- **DATA SUPPLIED**
------------------------------------------------

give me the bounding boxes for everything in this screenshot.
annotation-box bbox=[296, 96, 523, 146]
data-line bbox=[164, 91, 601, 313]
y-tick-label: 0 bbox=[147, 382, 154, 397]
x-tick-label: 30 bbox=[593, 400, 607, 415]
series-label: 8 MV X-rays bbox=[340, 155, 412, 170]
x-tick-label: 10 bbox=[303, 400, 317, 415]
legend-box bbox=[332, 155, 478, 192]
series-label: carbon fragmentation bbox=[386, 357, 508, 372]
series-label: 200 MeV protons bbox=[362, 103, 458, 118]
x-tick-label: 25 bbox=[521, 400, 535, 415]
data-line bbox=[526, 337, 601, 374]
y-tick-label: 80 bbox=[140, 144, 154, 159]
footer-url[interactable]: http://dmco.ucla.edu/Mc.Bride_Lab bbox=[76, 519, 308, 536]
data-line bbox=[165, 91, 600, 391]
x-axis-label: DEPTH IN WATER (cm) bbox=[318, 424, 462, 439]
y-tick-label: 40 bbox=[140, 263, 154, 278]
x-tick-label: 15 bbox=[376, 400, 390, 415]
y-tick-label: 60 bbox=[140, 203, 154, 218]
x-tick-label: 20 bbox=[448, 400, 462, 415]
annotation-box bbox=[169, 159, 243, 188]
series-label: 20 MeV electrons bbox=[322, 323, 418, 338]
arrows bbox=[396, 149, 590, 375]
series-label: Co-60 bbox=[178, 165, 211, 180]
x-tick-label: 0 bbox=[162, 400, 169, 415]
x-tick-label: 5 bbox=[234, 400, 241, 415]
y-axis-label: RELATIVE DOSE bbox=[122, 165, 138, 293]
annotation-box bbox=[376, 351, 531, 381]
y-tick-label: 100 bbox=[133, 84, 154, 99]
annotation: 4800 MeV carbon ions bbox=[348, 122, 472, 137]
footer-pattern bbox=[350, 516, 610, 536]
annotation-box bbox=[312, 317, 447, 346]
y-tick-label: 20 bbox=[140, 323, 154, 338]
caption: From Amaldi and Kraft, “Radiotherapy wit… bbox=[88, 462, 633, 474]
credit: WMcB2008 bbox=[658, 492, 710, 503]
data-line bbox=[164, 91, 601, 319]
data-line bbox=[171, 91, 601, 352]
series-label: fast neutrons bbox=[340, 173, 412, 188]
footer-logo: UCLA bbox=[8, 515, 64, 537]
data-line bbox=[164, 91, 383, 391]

------------------------------------------------

- **THE TASK**
Rewrite the lines of the records above as a numbered list, leaving out any blank lines.

- **WRITTEN SOLUTION**
1. give me the bounding boxes for everything in this screenshot.
2. annotation-box bbox=[296, 96, 523, 146]
3. data-line bbox=[164, 91, 601, 313]
4. y-tick-label: 0 bbox=[147, 382, 154, 397]
5. x-tick-label: 30 bbox=[593, 400, 607, 415]
6. series-label: 8 MV X-rays bbox=[340, 155, 412, 170]
7. x-tick-label: 10 bbox=[303, 400, 317, 415]
8. legend-box bbox=[332, 155, 478, 192]
9. series-label: carbon fragmentation bbox=[386, 357, 508, 372]
10. series-label: 200 MeV protons bbox=[362, 103, 458, 118]
11. x-tick-label: 25 bbox=[521, 400, 535, 415]
12. data-line bbox=[526, 337, 601, 374]
13. y-tick-label: 80 bbox=[140, 144, 154, 159]
14. footer-url[interactable]: http://dmco.ucla.edu/Mc.Bride_Lab bbox=[76, 519, 308, 536]
15. data-line bbox=[165, 91, 600, 391]
16. x-axis-label: DEPTH IN WATER (cm) bbox=[318, 424, 462, 439]
17. y-tick-label: 40 bbox=[140, 263, 154, 278]
18. x-tick-label: 15 bbox=[376, 400, 390, 415]
19. y-tick-label: 60 bbox=[140, 203, 154, 218]
20. x-tick-label: 20 bbox=[448, 400, 462, 415]
21. annotation-box bbox=[169, 159, 243, 188]
22. series-label: 20 MeV electrons bbox=[322, 323, 418, 338]
23. arrows bbox=[396, 149, 590, 375]
24. series-label: Co-60 bbox=[178, 165, 211, 180]
25. x-tick-label: 0 bbox=[162, 400, 169, 415]
26. x-tick-label: 5 bbox=[234, 400, 241, 415]
27. y-axis-label: RELATIVE DOSE bbox=[122, 165, 138, 293]
28. annotation-box bbox=[376, 351, 531, 381]
29. y-tick-label: 100 bbox=[133, 84, 154, 99]
30. annotation: 4800 MeV carbon ions bbox=[348, 122, 472, 137]
31. footer-pattern bbox=[350, 516, 610, 536]
32. annotation-box bbox=[312, 317, 447, 346]
33. y-tick-label: 20 bbox=[140, 323, 154, 338]
34. caption: From Amaldi and Kraft, “Radiotherapy wit… bbox=[88, 462, 633, 474]
35. credit: WMcB2008 bbox=[658, 492, 710, 503]
36. data-line bbox=[164, 91, 601, 319]
37. data-line bbox=[171, 91, 601, 352]
38. series-label: fast neutrons bbox=[340, 173, 412, 188]
39. footer-logo: UCLA bbox=[8, 515, 64, 537]
40. data-line bbox=[164, 91, 383, 391]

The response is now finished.